Write out each line word for word. Drop pictures.

╭──

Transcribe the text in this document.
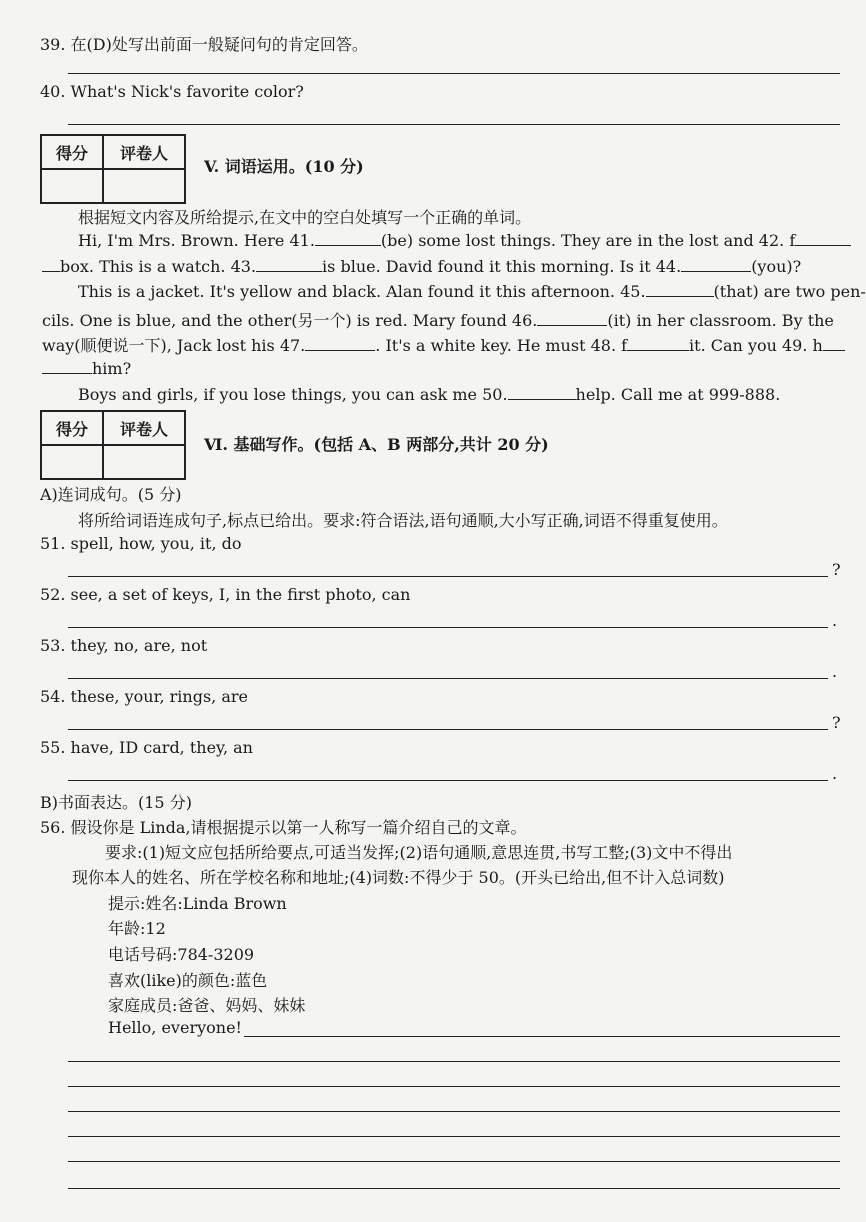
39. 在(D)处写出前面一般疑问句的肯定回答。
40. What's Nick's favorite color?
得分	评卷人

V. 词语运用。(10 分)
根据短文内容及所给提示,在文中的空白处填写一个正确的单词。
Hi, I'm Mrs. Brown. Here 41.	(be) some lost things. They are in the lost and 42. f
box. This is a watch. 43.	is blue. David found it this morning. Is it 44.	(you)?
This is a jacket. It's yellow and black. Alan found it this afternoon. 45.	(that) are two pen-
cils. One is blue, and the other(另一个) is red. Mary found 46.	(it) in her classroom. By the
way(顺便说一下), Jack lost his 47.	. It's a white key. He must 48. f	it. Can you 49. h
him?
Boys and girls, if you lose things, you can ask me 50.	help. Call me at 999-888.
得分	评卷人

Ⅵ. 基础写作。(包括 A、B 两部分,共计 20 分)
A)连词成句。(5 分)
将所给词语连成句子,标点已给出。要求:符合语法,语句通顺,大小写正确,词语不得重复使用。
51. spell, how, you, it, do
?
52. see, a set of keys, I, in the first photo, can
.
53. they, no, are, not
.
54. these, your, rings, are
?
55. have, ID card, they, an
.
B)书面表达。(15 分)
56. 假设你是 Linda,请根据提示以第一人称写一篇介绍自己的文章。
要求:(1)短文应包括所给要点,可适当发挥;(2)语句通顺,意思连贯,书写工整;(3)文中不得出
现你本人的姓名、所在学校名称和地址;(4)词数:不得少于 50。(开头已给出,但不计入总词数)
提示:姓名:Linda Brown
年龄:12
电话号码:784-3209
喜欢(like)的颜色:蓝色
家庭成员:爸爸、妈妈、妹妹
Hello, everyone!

╰──

**EXERCISE RESULT:**
Transcribe the text in this document.
39. 在(D)处写出前面一般疑问句的肯定回答。
40. What's Nick's favorite color?
得分	评卷人

V. 词语运用。(10 分)
根据短文内容及所给提示,在文中的空白处填写一个正确的单词。
Hi, I'm Mrs. Brown. Here 41.	(be) some lost things. They are in the lost and 42. f
box. This is a watch. 43.	is blue. David found it this morning. Is it 44.	(you)?
This is a jacket. It's yellow and black. Alan found it this afternoon. 45.	(that) are two pen-
cils. One is blue, and the other(另一个) is red. Mary found 46.	(it) in her classroom. By the
way(顺便说一下), Jack lost his 47.	. It's a white key. He must 48. f	it. Can you 49. h
him?
Boys and girls, if you lose things, you can ask me 50.	help. Call me at 999-888.
得分	评卷人

Ⅵ. 基础写作。(包括 A、B 两部分,共计 20 分)
A)连词成句。(5 分)
将所给词语连成句子,标点已给出。要求:符合语法,语句通顺,大小写正确,词语不得重复使用。
51. spell, how, you, it, do
?
52. see, a set of keys, I, in the first photo, can
.
53. they, no, are, not
.
54. these, your, rings, are
?
55. have, ID card, they, an
.
B)书面表达。(15 分)
56. 假设你是 Linda,请根据提示以第一人称写一篇介绍自己的文章。
要求:(1)短文应包括所给要点,可适当发挥;(2)语句通顺,意思连贯,书写工整;(3)文中不得出
现你本人的姓名、所在学校名称和地址;(4)词数:不得少于 50。(开头已给出,但不计入总词数)
提示:姓名:Linda Brown
年龄:12
电话号码:784-3209
喜欢(like)的颜色:蓝色
家庭成员:爸爸、妈妈、妹妹
Hello, everyone!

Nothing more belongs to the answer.